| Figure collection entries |
** begin **

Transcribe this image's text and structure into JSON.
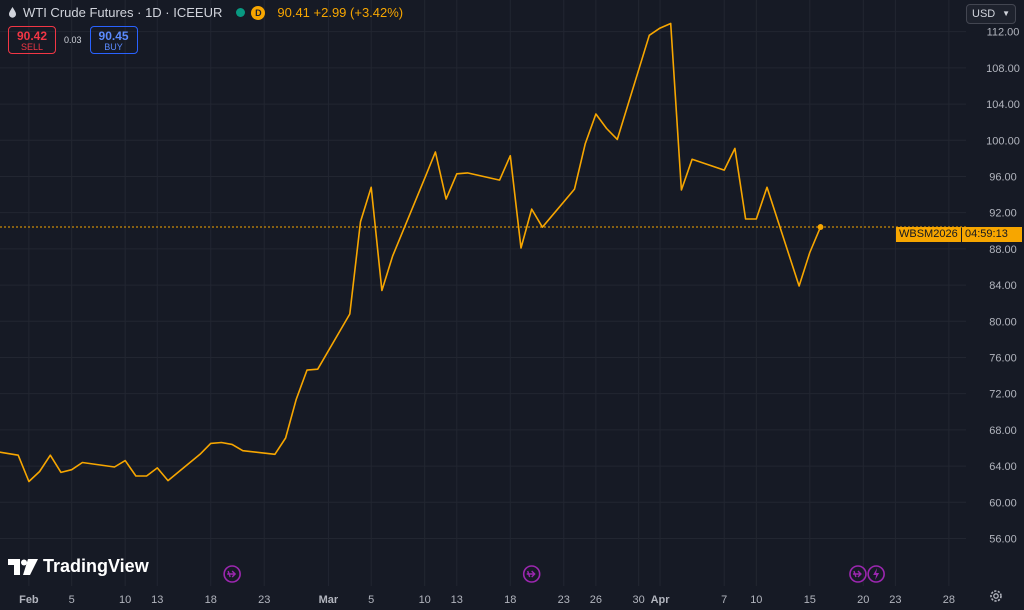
{
  "header": {
    "title": "WTI Crude Futures · 1D · ICEEUR",
    "interval_badge": "D",
    "last_price_text": "90.41 +2.99 (+3.42%)"
  },
  "trade": {
    "sell_price": "90.42",
    "sell_label": "SELL",
    "spread": "0.03",
    "buy_price": "90.45",
    "buy_label": "BUY"
  },
  "currency": "USD",
  "brand": "TradingView",
  "price_tag": {
    "symbol": "WBSM2026",
    "countdown": "04:59:13"
  },
  "colors": {
    "background": "#161a25",
    "line": "#f7a600",
    "grid": "#222631",
    "axis_text": "#b2b5be",
    "event": "#9c27b0"
  },
  "chart_data": {
    "type": "line",
    "ylim": [
      53.4,
      115.5
    ],
    "y_ticks": [
      "112.00",
      "108.00",
      "104.00",
      "100.00",
      "96.00",
      "92.00",
      "88.00",
      "84.00",
      "80.00",
      "76.00",
      "72.00",
      "68.00",
      "64.00",
      "60.00",
      "56.00"
    ],
    "x_ticks": [
      {
        "label": "Feb",
        "day": 0,
        "bold": true
      },
      {
        "label": "5",
        "day": 4
      },
      {
        "label": "10",
        "day": 9
      },
      {
        "label": "13",
        "day": 12
      },
      {
        "label": "18",
        "day": 17
      },
      {
        "label": "23",
        "day": 22
      },
      {
        "label": "Mar",
        "day": 28,
        "bold": true
      },
      {
        "label": "5",
        "day": 32
      },
      {
        "label": "10",
        "day": 37
      },
      {
        "label": "13",
        "day": 40
      },
      {
        "label": "18",
        "day": 45
      },
      {
        "label": "23",
        "day": 50
      },
      {
        "label": "26",
        "day": 53
      },
      {
        "label": "30",
        "day": 57
      },
      {
        "label": "Apr",
        "day": 59,
        "bold": true
      },
      {
        "label": "7",
        "day": 65
      },
      {
        "label": "10",
        "day": 68
      },
      {
        "label": "15",
        "day": 73
      },
      {
        "label": "20",
        "day": 78
      },
      {
        "label": "23",
        "day": 81
      },
      {
        "label": "28",
        "day": 86
      }
    ],
    "x_range_days": [
      -2.7,
      87.6
    ],
    "events": [
      {
        "day": 19,
        "type": "split"
      },
      {
        "day": 47,
        "type": "split"
      },
      {
        "day": 77.5,
        "type": "split"
      },
      {
        "day": 79.2,
        "type": "flash"
      }
    ],
    "current_value": 90.41,
    "series": [
      {
        "points": [
          {
            "day": -3,
            "value": 65.6
          },
          {
            "day": -2,
            "value": 65.4
          },
          {
            "day": -1,
            "value": 65.2
          },
          {
            "day": 0,
            "value": 62.3
          },
          {
            "day": 1,
            "value": 63.4
          },
          {
            "day": 2,
            "value": 65.2
          },
          {
            "day": 3,
            "value": 63.3
          },
          {
            "day": 4,
            "value": 63.6
          },
          {
            "day": 5,
            "value": 64.4
          },
          {
            "day": 8,
            "value": 63.9
          },
          {
            "day": 9,
            "value": 64.6
          },
          {
            "day": 10,
            "value": 62.9
          },
          {
            "day": 11,
            "value": 62.9
          },
          {
            "day": 12,
            "value": 63.8
          },
          {
            "day": 13,
            "value": 62.4
          },
          {
            "day": 16,
            "value": 65.3
          },
          {
            "day": 17,
            "value": 66.5
          },
          {
            "day": 18,
            "value": 66.6
          },
          {
            "day": 19,
            "value": 66.4
          },
          {
            "day": 20,
            "value": 65.7
          },
          {
            "day": 23,
            "value": 65.3
          },
          {
            "day": 24,
            "value": 67.1
          },
          {
            "day": 25,
            "value": 71.4
          },
          {
            "day": 26,
            "value": 74.6
          },
          {
            "day": 27,
            "value": 74.7
          },
          {
            "day": 30,
            "value": 80.8
          },
          {
            "day": 31,
            "value": 91.0
          },
          {
            "day": 32,
            "value": 94.8
          },
          {
            "day": 33,
            "value": 83.4
          },
          {
            "day": 34,
            "value": 87.2
          },
          {
            "day": 37,
            "value": 95.8
          },
          {
            "day": 38,
            "value": 98.7
          },
          {
            "day": 39,
            "value": 93.5
          },
          {
            "day": 40,
            "value": 96.3
          },
          {
            "day": 41,
            "value": 96.4
          },
          {
            "day": 44,
            "value": 95.6
          },
          {
            "day": 45,
            "value": 98.3
          },
          {
            "day": 46,
            "value": 88.1
          },
          {
            "day": 47,
            "value": 92.4
          },
          {
            "day": 48,
            "value": 90.4
          },
          {
            "day": 51,
            "value": 94.6
          },
          {
            "day": 52,
            "value": 99.6
          },
          {
            "day": 53,
            "value": 102.9
          },
          {
            "day": 54,
            "value": 101.3
          },
          {
            "day": 55,
            "value": 100.1
          },
          {
            "day": 58,
            "value": 111.6
          },
          {
            "day": 59,
            "value": 112.4
          },
          {
            "day": 60,
            "value": 112.9
          },
          {
            "day": 61,
            "value": 94.5
          },
          {
            "day": 62,
            "value": 97.9
          },
          {
            "day": 65,
            "value": 96.7
          },
          {
            "day": 66,
            "value": 99.1
          },
          {
            "day": 67,
            "value": 91.3
          },
          {
            "day": 68,
            "value": 91.3
          },
          {
            "day": 69,
            "value": 94.8
          },
          {
            "day": 72,
            "value": 83.9
          },
          {
            "day": 73,
            "value": 87.6
          },
          {
            "day": 74,
            "value": 90.41
          }
        ]
      }
    ]
  }
}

** end **

| Directive |
Quote the data above in full and without alteration; skip the pictures.

| Result of the task |
Transcribe this image's text and structure into JSON.
{
  "header": {
    "title": "WTI Crude Futures · 1D · ICEEUR",
    "interval_badge": "D",
    "last_price_text": "90.41 +2.99 (+3.42%)"
  },
  "trade": {
    "sell_price": "90.42",
    "sell_label": "SELL",
    "spread": "0.03",
    "buy_price": "90.45",
    "buy_label": "BUY"
  },
  "currency": "USD",
  "brand": "TradingView",
  "price_tag": {
    "symbol": "WBSM2026",
    "countdown": "04:59:13"
  },
  "colors": {
    "background": "#161a25",
    "line": "#f7a600",
    "grid": "#222631",
    "axis_text": "#b2b5be",
    "event": "#9c27b0"
  },
  "chart_data": {
    "type": "line",
    "ylim": [
      53.4,
      115.5
    ],
    "y_ticks": [
      "112.00",
      "108.00",
      "104.00",
      "100.00",
      "96.00",
      "92.00",
      "88.00",
      "84.00",
      "80.00",
      "76.00",
      "72.00",
      "68.00",
      "64.00",
      "60.00",
      "56.00"
    ],
    "x_ticks": [
      {
        "label": "Feb",
        "day": 0,
        "bold": true
      },
      {
        "label": "5",
        "day": 4
      },
      {
        "label": "10",
        "day": 9
      },
      {
        "label": "13",
        "day": 12
      },
      {
        "label": "18",
        "day": 17
      },
      {
        "label": "23",
        "day": 22
      },
      {
        "label": "Mar",
        "day": 28,
        "bold": true
      },
      {
        "label": "5",
        "day": 32
      },
      {
        "label": "10",
        "day": 37
      },
      {
        "label": "13",
        "day": 40
      },
      {
        "label": "18",
        "day": 45
      },
      {
        "label": "23",
        "day": 50
      },
      {
        "label": "26",
        "day": 53
      },
      {
        "label": "30",
        "day": 57
      },
      {
        "label": "Apr",
        "day": 59,
        "bold": true
      },
      {
        "label": "7",
        "day": 65
      },
      {
        "label": "10",
        "day": 68
      },
      {
        "label": "15",
        "day": 73
      },
      {
        "label": "20",
        "day": 78
      },
      {
        "label": "23",
        "day": 81
      },
      {
        "label": "28",
        "day": 86
      }
    ],
    "x_range_days": [
      -2.7,
      87.6
    ],
    "events": [
      {
        "day": 19,
        "type": "split"
      },
      {
        "day": 47,
        "type": "split"
      },
      {
        "day": 77.5,
        "type": "split"
      },
      {
        "day": 79.2,
        "type": "flash"
      }
    ],
    "current_value": 90.41,
    "series": [
      {
        "points": [
          {
            "day": -3,
            "value": 65.6
          },
          {
            "day": -2,
            "value": 65.4
          },
          {
            "day": -1,
            "value": 65.2
          },
          {
            "day": 0,
            "value": 62.3
          },
          {
            "day": 1,
            "value": 63.4
          },
          {
            "day": 2,
            "value": 65.2
          },
          {
            "day": 3,
            "value": 63.3
          },
          {
            "day": 4,
            "value": 63.6
          },
          {
            "day": 5,
            "value": 64.4
          },
          {
            "day": 8,
            "value": 63.9
          },
          {
            "day": 9,
            "value": 64.6
          },
          {
            "day": 10,
            "value": 62.9
          },
          {
            "day": 11,
            "value": 62.9
          },
          {
            "day": 12,
            "value": 63.8
          },
          {
            "day": 13,
            "value": 62.4
          },
          {
            "day": 16,
            "value": 65.3
          },
          {
            "day": 17,
            "value": 66.5
          },
          {
            "day": 18,
            "value": 66.6
          },
          {
            "day": 19,
            "value": 66.4
          },
          {
            "day": 20,
            "value": 65.7
          },
          {
            "day": 23,
            "value": 65.3
          },
          {
            "day": 24,
            "value": 67.1
          },
          {
            "day": 25,
            "value": 71.4
          },
          {
            "day": 26,
            "value": 74.6
          },
          {
            "day": 27,
            "value": 74.7
          },
          {
            "day": 30,
            "value": 80.8
          },
          {
            "day": 31,
            "value": 91.0
          },
          {
            "day": 32,
            "value": 94.8
          },
          {
            "day": 33,
            "value": 83.4
          },
          {
            "day": 34,
            "value": 87.2
          },
          {
            "day": 37,
            "value": 95.8
          },
          {
            "day": 38,
            "value": 98.7
          },
          {
            "day": 39,
            "value": 93.5
          },
          {
            "day": 40,
            "value": 96.3
          },
          {
            "day": 41,
            "value": 96.4
          },
          {
            "day": 44,
            "value": 95.6
          },
          {
            "day": 45,
            "value": 98.3
          },
          {
            "day": 46,
            "value": 88.1
          },
          {
            "day": 47,
            "value": 92.4
          },
          {
            "day": 48,
            "value": 90.4
          },
          {
            "day": 51,
            "value": 94.6
          },
          {
            "day": 52,
            "value": 99.6
          },
          {
            "day": 53,
            "value": 102.9
          },
          {
            "day": 54,
            "value": 101.3
          },
          {
            "day": 55,
            "value": 100.1
          },
          {
            "day": 58,
            "value": 111.6
          },
          {
            "day": 59,
            "value": 112.4
          },
          {
            "day": 60,
            "value": 112.9
          },
          {
            "day": 61,
            "value": 94.5
          },
          {
            "day": 62,
            "value": 97.9
          },
          {
            "day": 65,
            "value": 96.7
          },
          {
            "day": 66,
            "value": 99.1
          },
          {
            "day": 67,
            "value": 91.3
          },
          {
            "day": 68,
            "value": 91.3
          },
          {
            "day": 69,
            "value": 94.8
          },
          {
            "day": 72,
            "value": 83.9
          },
          {
            "day": 73,
            "value": 87.6
          },
          {
            "day": 74,
            "value": 90.41
          }
        ]
      }
    ]
  }
}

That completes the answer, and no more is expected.